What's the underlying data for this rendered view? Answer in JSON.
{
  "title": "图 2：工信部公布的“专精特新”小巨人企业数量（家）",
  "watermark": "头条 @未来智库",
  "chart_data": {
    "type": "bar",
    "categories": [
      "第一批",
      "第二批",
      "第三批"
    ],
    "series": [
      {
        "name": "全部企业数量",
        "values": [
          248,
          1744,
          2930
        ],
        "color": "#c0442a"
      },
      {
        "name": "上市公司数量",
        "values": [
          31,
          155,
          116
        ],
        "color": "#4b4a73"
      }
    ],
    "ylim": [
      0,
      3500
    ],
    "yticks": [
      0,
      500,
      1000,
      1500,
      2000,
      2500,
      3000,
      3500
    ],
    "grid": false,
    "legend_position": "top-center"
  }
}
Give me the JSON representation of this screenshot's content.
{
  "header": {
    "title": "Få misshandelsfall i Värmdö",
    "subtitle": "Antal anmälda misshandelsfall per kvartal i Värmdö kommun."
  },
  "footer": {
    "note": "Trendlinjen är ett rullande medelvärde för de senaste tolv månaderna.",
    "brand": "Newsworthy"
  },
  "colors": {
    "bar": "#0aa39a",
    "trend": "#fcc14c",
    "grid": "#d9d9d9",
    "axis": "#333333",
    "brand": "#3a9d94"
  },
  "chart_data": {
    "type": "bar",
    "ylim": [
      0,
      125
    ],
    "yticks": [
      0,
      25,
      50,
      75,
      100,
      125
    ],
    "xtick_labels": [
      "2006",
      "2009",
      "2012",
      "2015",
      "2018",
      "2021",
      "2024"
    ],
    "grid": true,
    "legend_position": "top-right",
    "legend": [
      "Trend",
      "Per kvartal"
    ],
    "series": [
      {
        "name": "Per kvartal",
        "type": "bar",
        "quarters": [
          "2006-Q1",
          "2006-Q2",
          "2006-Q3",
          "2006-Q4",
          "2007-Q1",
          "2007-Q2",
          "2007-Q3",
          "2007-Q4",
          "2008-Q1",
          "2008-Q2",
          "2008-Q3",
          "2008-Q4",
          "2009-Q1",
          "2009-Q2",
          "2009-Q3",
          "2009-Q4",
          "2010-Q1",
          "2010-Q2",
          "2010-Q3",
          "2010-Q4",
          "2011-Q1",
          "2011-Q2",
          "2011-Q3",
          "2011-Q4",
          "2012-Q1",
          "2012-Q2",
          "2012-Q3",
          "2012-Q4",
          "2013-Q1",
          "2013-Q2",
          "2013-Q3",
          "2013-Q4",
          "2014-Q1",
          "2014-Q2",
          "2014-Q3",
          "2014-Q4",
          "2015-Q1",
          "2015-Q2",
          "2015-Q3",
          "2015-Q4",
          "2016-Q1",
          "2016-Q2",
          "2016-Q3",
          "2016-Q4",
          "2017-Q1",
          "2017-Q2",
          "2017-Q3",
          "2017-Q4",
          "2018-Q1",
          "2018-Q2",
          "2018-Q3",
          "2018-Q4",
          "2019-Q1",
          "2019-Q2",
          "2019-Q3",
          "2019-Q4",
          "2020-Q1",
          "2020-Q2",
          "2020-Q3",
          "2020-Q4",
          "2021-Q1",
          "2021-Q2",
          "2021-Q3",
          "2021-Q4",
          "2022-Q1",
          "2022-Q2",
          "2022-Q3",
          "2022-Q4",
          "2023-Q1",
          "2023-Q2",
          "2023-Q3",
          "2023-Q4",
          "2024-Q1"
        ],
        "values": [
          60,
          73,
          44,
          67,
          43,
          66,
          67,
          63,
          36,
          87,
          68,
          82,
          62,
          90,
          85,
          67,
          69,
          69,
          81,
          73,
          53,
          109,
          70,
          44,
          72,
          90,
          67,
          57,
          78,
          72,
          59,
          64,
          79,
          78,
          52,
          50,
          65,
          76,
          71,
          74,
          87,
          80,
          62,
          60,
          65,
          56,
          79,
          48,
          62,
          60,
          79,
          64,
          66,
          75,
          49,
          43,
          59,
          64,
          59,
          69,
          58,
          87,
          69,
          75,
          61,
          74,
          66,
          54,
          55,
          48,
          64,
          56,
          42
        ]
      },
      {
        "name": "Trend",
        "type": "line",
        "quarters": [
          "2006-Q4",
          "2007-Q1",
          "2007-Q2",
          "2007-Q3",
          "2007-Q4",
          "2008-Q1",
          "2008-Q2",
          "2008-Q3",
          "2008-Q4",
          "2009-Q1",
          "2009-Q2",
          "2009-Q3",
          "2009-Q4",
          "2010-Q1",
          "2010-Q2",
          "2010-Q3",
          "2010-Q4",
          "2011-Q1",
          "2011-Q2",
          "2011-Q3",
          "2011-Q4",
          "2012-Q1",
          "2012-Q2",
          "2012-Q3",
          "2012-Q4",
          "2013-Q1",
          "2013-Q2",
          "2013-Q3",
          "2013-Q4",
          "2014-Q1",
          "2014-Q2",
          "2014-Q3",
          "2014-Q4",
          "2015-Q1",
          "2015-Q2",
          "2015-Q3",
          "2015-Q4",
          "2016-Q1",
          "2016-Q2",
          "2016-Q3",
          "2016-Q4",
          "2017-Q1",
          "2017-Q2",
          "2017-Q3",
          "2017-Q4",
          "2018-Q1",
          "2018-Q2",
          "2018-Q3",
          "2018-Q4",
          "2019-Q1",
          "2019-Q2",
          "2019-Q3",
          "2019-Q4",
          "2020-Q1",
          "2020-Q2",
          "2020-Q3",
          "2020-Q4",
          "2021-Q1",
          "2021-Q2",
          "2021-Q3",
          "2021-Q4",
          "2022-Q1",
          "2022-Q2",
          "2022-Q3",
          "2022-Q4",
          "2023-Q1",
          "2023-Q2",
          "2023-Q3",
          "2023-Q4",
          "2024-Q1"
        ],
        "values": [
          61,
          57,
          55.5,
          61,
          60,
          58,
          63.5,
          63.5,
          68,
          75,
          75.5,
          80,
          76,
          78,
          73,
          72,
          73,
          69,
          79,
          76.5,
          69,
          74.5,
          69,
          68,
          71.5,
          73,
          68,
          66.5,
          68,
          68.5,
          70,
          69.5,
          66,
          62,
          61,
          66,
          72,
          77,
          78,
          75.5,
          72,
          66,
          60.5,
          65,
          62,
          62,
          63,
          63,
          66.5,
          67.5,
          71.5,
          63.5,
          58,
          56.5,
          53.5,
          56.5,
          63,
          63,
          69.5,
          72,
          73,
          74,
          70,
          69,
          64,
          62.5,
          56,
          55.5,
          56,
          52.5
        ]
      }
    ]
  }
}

◆ TASK INSTRUCTIONS ◆
Reproduce the full set of records precisely.

◆ SOLUTION TO THIS EXERCISE ◆
What's the underlying data for this rendered view? Answer in JSON.
{
  "title": "图 2：工信部公布的“专精特新”小巨人企业数量（家）",
  "watermark": "头条 @未来智库",
  "chart_data": {
    "type": "bar",
    "categories": [
      "第一批",
      "第二批",
      "第三批"
    ],
    "series": [
      {
        "name": "全部企业数量",
        "values": [
          248,
          1744,
          2930
        ],
        "color": "#c0442a"
      },
      {
        "name": "上市公司数量",
        "values": [
          31,
          155,
          116
        ],
        "color": "#4b4a73"
      }
    ],
    "ylim": [
      0,
      3500
    ],
    "yticks": [
      0,
      500,
      1000,
      1500,
      2000,
      2500,
      3000,
      3500
    ],
    "grid": false,
    "legend_position": "top-center"
  }
}
Give me the JSON representation of this screenshot's content.
{
  "header": {
    "title": "Få misshandelsfall i Värmdö",
    "subtitle": "Antal anmälda misshandelsfall per kvartal i Värmdö kommun."
  },
  "footer": {
    "note": "Trendlinjen är ett rullande medelvärde för de senaste tolv månaderna.",
    "brand": "Newsworthy"
  },
  "colors": {
    "bar": "#0aa39a",
    "trend": "#fcc14c",
    "grid": "#d9d9d9",
    "axis": "#333333",
    "brand": "#3a9d94"
  },
  "chart_data": {
    "type": "bar",
    "ylim": [
      0,
      125
    ],
    "yticks": [
      0,
      25,
      50,
      75,
      100,
      125
    ],
    "xtick_labels": [
      "2006",
      "2009",
      "2012",
      "2015",
      "2018",
      "2021",
      "2024"
    ],
    "grid": true,
    "legend_position": "top-right",
    "legend": [
      "Trend",
      "Per kvartal"
    ],
    "series": [
      {
        "name": "Per kvartal",
        "type": "bar",
        "quarters": [
          "2006-Q1",
          "2006-Q2",
          "2006-Q3",
          "2006-Q4",
          "2007-Q1",
          "2007-Q2",
          "2007-Q3",
          "2007-Q4",
          "2008-Q1",
          "2008-Q2",
          "2008-Q3",
          "2008-Q4",
          "2009-Q1",
          "2009-Q2",
          "2009-Q3",
          "2009-Q4",
          "2010-Q1",
          "2010-Q2",
          "2010-Q3",
          "2010-Q4",
          "2011-Q1",
          "2011-Q2",
          "2011-Q3",
          "2011-Q4",
          "2012-Q1",
          "2012-Q2",
          "2012-Q3",
          "2012-Q4",
          "2013-Q1",
          "2013-Q2",
          "2013-Q3",
          "2013-Q4",
          "2014-Q1",
          "2014-Q2",
          "2014-Q3",
          "2014-Q4",
          "2015-Q1",
          "2015-Q2",
          "2015-Q3",
          "2015-Q4",
          "2016-Q1",
          "2016-Q2",
          "2016-Q3",
          "2016-Q4",
          "2017-Q1",
          "2017-Q2",
          "2017-Q3",
          "2017-Q4",
          "2018-Q1",
          "2018-Q2",
          "2018-Q3",
          "2018-Q4",
          "2019-Q1",
          "2019-Q2",
          "2019-Q3",
          "2019-Q4",
          "2020-Q1",
          "2020-Q2",
          "2020-Q3",
          "2020-Q4",
          "2021-Q1",
          "2021-Q2",
          "2021-Q3",
          "2021-Q4",
          "2022-Q1",
          "2022-Q2",
          "2022-Q3",
          "2022-Q4",
          "2023-Q1",
          "2023-Q2",
          "2023-Q3",
          "2023-Q4",
          "2024-Q1"
        ],
        "values": [
          60,
          73,
          44,
          67,
          43,
          66,
          67,
          63,
          36,
          87,
          68,
          82,
          62,
          90,
          85,
          67,
          69,
          69,
          81,
          73,
          53,
          109,
          70,
          44,
          72,
          90,
          67,
          57,
          78,
          72,
          59,
          64,
          79,
          78,
          52,
          50,
          65,
          76,
          71,
          74,
          87,
          80,
          62,
          60,
          65,
          56,
          79,
          48,
          62,
          60,
          79,
          64,
          66,
          75,
          49,
          43,
          59,
          64,
          59,
          69,
          58,
          87,
          69,
          75,
          61,
          74,
          66,
          54,
          55,
          48,
          64,
          56,
          42
        ]
      },
      {
        "name": "Trend",
        "type": "line",
        "quarters": [
          "2006-Q4",
          "2007-Q1",
          "2007-Q2",
          "2007-Q3",
          "2007-Q4",
          "2008-Q1",
          "2008-Q2",
          "2008-Q3",
          "2008-Q4",
          "2009-Q1",
          "2009-Q2",
          "2009-Q3",
          "2009-Q4",
          "2010-Q1",
          "2010-Q2",
          "2010-Q3",
          "2010-Q4",
          "2011-Q1",
          "2011-Q2",
          "2011-Q3",
          "2011-Q4",
          "2012-Q1",
          "2012-Q2",
          "2012-Q3",
          "2012-Q4",
          "2013-Q1",
          "2013-Q2",
          "2013-Q3",
          "2013-Q4",
          "2014-Q1",
          "2014-Q2",
          "2014-Q3",
          "2014-Q4",
          "2015-Q1",
          "2015-Q2",
          "2015-Q3",
          "2015-Q4",
          "2016-Q1",
          "2016-Q2",
          "2016-Q3",
          "2016-Q4",
          "2017-Q1",
          "2017-Q2",
          "2017-Q3",
          "2017-Q4",
          "2018-Q1",
          "2018-Q2",
          "2018-Q3",
          "2018-Q4",
          "2019-Q1",
          "2019-Q2",
          "2019-Q3",
          "2019-Q4",
          "2020-Q1",
          "2020-Q2",
          "2020-Q3",
          "2020-Q4",
          "2021-Q1",
          "2021-Q2",
          "2021-Q3",
          "2021-Q4",
          "2022-Q1",
          "2022-Q2",
          "2022-Q3",
          "2022-Q4",
          "2023-Q1",
          "2023-Q2",
          "2023-Q3",
          "2023-Q4",
          "2024-Q1"
        ],
        "values": [
          61,
          57,
          55.5,
          61,
          60,
          58,
          63.5,
          63.5,
          68,
          75,
          75.5,
          80,
          76,
          78,
          73,
          72,
          73,
          69,
          79,
          76.5,
          69,
          74.5,
          69,
          68,
          71.5,
          73,
          68,
          66.5,
          68,
          68.5,
          70,
          69.5,
          66,
          62,
          61,
          66,
          72,
          77,
          78,
          75.5,
          72,
          66,
          60.5,
          65,
          62,
          62,
          63,
          63,
          66.5,
          67.5,
          71.5,
          63.5,
          58,
          56.5,
          53.5,
          56.5,
          63,
          63,
          69.5,
          72,
          73,
          74,
          70,
          69,
          64,
          62.5,
          56,
          55.5,
          56,
          52.5
        ]
      }
    ]
  }
}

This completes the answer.